> **The task**:
Retype the listing that follows, exactly as written.

> **Entries**:
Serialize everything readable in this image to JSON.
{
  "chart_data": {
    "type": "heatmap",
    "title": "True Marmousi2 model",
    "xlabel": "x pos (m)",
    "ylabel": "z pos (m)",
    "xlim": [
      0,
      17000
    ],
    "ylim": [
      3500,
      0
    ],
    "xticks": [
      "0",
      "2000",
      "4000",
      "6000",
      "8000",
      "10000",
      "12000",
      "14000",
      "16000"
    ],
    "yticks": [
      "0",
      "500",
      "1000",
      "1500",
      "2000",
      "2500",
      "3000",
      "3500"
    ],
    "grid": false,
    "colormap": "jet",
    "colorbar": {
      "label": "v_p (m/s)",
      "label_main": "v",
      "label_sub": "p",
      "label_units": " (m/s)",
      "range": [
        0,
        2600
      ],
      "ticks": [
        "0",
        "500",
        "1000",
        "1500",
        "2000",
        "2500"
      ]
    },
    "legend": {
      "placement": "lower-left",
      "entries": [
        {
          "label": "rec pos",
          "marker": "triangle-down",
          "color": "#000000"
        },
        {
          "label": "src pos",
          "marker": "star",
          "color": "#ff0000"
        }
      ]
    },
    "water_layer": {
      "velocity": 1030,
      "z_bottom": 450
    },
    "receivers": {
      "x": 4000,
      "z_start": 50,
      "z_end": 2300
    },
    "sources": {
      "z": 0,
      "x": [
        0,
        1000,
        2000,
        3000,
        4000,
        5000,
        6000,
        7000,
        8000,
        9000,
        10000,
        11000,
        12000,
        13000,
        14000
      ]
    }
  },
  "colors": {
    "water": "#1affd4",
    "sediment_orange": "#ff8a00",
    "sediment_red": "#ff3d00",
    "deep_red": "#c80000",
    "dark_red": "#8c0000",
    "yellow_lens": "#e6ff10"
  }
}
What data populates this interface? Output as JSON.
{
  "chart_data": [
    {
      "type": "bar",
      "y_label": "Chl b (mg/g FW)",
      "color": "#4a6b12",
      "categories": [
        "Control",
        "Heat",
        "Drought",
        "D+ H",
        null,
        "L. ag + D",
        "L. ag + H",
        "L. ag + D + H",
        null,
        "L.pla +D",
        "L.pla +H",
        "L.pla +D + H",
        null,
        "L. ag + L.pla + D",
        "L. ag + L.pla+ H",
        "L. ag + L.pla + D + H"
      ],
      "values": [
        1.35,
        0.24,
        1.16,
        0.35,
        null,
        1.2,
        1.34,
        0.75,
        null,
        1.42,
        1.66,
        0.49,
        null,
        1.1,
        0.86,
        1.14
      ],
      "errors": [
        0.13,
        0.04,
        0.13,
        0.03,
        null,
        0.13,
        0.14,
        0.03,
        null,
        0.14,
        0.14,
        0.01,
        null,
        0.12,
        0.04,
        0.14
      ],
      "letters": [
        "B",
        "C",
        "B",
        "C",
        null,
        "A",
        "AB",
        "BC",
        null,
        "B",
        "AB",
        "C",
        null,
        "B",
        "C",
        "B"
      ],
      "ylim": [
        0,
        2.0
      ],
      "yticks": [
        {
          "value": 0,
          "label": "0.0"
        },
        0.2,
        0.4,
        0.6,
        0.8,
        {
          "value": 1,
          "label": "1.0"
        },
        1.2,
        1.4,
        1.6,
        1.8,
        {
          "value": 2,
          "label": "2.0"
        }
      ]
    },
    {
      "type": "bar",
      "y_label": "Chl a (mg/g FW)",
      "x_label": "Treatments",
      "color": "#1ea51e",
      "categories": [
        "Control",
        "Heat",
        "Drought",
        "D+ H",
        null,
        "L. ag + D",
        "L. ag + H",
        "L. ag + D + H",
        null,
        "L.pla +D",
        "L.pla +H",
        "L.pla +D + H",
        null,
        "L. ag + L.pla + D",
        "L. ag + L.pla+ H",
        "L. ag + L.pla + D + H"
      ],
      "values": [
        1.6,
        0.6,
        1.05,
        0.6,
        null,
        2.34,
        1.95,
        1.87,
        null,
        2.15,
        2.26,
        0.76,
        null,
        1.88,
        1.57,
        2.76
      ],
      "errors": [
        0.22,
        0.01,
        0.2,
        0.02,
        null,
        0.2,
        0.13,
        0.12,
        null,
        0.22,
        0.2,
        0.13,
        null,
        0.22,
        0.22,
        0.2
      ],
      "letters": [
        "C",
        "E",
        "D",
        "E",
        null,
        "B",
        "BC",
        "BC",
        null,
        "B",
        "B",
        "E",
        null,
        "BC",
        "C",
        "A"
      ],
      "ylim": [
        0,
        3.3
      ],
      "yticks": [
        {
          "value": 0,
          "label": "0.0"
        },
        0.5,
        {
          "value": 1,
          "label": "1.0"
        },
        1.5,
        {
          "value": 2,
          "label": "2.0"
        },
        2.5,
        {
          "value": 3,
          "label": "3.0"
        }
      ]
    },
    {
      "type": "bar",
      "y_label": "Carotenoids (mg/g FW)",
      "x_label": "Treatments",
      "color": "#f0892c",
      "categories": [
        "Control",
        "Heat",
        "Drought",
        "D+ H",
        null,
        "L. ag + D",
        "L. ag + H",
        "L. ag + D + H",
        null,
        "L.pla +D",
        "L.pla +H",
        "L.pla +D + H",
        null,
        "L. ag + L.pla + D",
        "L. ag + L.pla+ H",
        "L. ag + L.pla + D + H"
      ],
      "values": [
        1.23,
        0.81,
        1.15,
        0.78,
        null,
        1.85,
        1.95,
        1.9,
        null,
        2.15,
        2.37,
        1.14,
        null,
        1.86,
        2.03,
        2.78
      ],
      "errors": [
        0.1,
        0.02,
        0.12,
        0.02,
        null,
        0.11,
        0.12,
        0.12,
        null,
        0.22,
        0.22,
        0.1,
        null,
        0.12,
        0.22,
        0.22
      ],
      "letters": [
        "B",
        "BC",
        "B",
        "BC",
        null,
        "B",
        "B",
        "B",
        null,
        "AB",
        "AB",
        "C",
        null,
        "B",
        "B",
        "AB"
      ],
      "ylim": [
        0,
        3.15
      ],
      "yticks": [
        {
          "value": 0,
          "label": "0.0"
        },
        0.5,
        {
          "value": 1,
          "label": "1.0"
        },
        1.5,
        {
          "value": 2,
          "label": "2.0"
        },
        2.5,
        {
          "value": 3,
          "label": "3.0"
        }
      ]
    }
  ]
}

> **Exercise answer**:
Serialize everything readable in this image to JSON.
{
  "chart_data": {
    "type": "heatmap",
    "title": "True Marmousi2 model",
    "xlabel": "x pos (m)",
    "ylabel": "z pos (m)",
    "xlim": [
      0,
      17000
    ],
    "ylim": [
      3500,
      0
    ],
    "xticks": [
      "0",
      "2000",
      "4000",
      "6000",
      "8000",
      "10000",
      "12000",
      "14000",
      "16000"
    ],
    "yticks": [
      "0",
      "500",
      "1000",
      "1500",
      "2000",
      "2500",
      "3000",
      "3500"
    ],
    "grid": false,
    "colormap": "jet",
    "colorbar": {
      "label": "v_p (m/s)",
      "label_main": "v",
      "label_sub": "p",
      "label_units": " (m/s)",
      "range": [
        0,
        2600
      ],
      "ticks": [
        "0",
        "500",
        "1000",
        "1500",
        "2000",
        "2500"
      ]
    },
    "legend": {
      "placement": "lower-left",
      "entries": [
        {
          "label": "rec pos",
          "marker": "triangle-down",
          "color": "#000000"
        },
        {
          "label": "src pos",
          "marker": "star",
          "color": "#ff0000"
        }
      ]
    },
    "water_layer": {
      "velocity": 1030,
      "z_bottom": 450
    },
    "receivers": {
      "x": 4000,
      "z_start": 50,
      "z_end": 2300
    },
    "sources": {
      "z": 0,
      "x": [
        0,
        1000,
        2000,
        3000,
        4000,
        5000,
        6000,
        7000,
        8000,
        9000,
        10000,
        11000,
        12000,
        13000,
        14000
      ]
    }
  },
  "colors": {
    "water": "#1affd4",
    "sediment_orange": "#ff8a00",
    "sediment_red": "#ff3d00",
    "deep_red": "#c80000",
    "dark_red": "#8c0000",
    "yellow_lens": "#e6ff10"
  }
}
What data populates this interface? Output as JSON.
{
  "chart_data": [
    {
      "type": "bar",
      "y_label": "Chl b (mg/g FW)",
      "color": "#4a6b12",
      "categories": [
        "Control",
        "Heat",
        "Drought",
        "D+ H",
        null,
        "L. ag + D",
        "L. ag + H",
        "L. ag + D + H",
        null,
        "L.pla +D",
        "L.pla +H",
        "L.pla +D + H",
        null,
        "L. ag + L.pla + D",
        "L. ag + L.pla+ H",
        "L. ag + L.pla + D + H"
      ],
      "values": [
        1.35,
        0.24,
        1.16,
        0.35,
        null,
        1.2,
        1.34,
        0.75,
        null,
        1.42,
        1.66,
        0.49,
        null,
        1.1,
        0.86,
        1.14
      ],
      "errors": [
        0.13,
        0.04,
        0.13,
        0.03,
        null,
        0.13,
        0.14,
        0.03,
        null,
        0.14,
        0.14,
        0.01,
        null,
        0.12,
        0.04,
        0.14
      ],
      "letters": [
        "B",
        "C",
        "B",
        "C",
        null,
        "A",
        "AB",
        "BC",
        null,
        "B",
        "AB",
        "C",
        null,
        "B",
        "C",
        "B"
      ],
      "ylim": [
        0,
        2.0
      ],
      "yticks": [
        {
          "value": 0,
          "label": "0.0"
        },
        0.2,
        0.4,
        0.6,
        0.8,
        {
          "value": 1,
          "label": "1.0"
        },
        1.2,
        1.4,
        1.6,
        1.8,
        {
          "value": 2,
          "label": "2.0"
        }
      ]
    },
    {
      "type": "bar",
      "y_label": "Chl a (mg/g FW)",
      "x_label": "Treatments",
      "color": "#1ea51e",
      "categories": [
        "Control",
        "Heat",
        "Drought",
        "D+ H",
        null,
        "L. ag + D",
        "L. ag + H",
        "L. ag + D + H",
        null,
        "L.pla +D",
        "L.pla +H",
        "L.pla +D + H",
        null,
        "L. ag + L.pla + D",
        "L. ag + L.pla+ H",
        "L. ag + L.pla + D + H"
      ],
      "values": [
        1.6,
        0.6,
        1.05,
        0.6,
        null,
        2.34,
        1.95,
        1.87,
        null,
        2.15,
        2.26,
        0.76,
        null,
        1.88,
        1.57,
        2.76
      ],
      "errors": [
        0.22,
        0.01,
        0.2,
        0.02,
        null,
        0.2,
        0.13,
        0.12,
        null,
        0.22,
        0.2,
        0.13,
        null,
        0.22,
        0.22,
        0.2
      ],
      "letters": [
        "C",
        "E",
        "D",
        "E",
        null,
        "B",
        "BC",
        "BC",
        null,
        "B",
        "B",
        "E",
        null,
        "BC",
        "C",
        "A"
      ],
      "ylim": [
        0,
        3.3
      ],
      "yticks": [
        {
          "value": 0,
          "label": "0.0"
        },
        0.5,
        {
          "value": 1,
          "label": "1.0"
        },
        1.5,
        {
          "value": 2,
          "label": "2.0"
        },
        2.5,
        {
          "value": 3,
          "label": "3.0"
        }
      ]
    },
    {
      "type": "bar",
      "y_label": "Carotenoids (mg/g FW)",
      "x_label": "Treatments",
      "color": "#f0892c",
      "categories": [
        "Control",
        "Heat",
        "Drought",
        "D+ H",
        null,
        "L. ag + D",
        "L. ag + H",
        "L. ag + D + H",
        null,
        "L.pla +D",
        "L.pla +H",
        "L.pla +D + H",
        null,
        "L. ag + L.pla + D",
        "L. ag + L.pla+ H",
        "L. ag + L.pla + D + H"
      ],
      "values": [
        1.23,
        0.81,
        1.15,
        0.78,
        null,
        1.85,
        1.95,
        1.9,
        null,
        2.15,
        2.37,
        1.14,
        null,
        1.86,
        2.03,
        2.78
      ],
      "errors": [
        0.1,
        0.02,
        0.12,
        0.02,
        null,
        0.11,
        0.12,
        0.12,
        null,
        0.22,
        0.22,
        0.1,
        null,
        0.12,
        0.22,
        0.22
      ],
      "letters": [
        "B",
        "BC",
        "B",
        "BC",
        null,
        "B",
        "B",
        "B",
        null,
        "AB",
        "AB",
        "C",
        null,
        "B",
        "B",
        "AB"
      ],
      "ylim": [
        0,
        3.15
      ],
      "yticks": [
        {
          "value": 0,
          "label": "0.0"
        },
        0.5,
        {
          "value": 1,
          "label": "1.0"
        },
        1.5,
        {
          "value": 2,
          "label": "2.0"
        },
        2.5,
        {
          "value": 3,
          "label": "3.0"
        }
      ]
    }
  ]
}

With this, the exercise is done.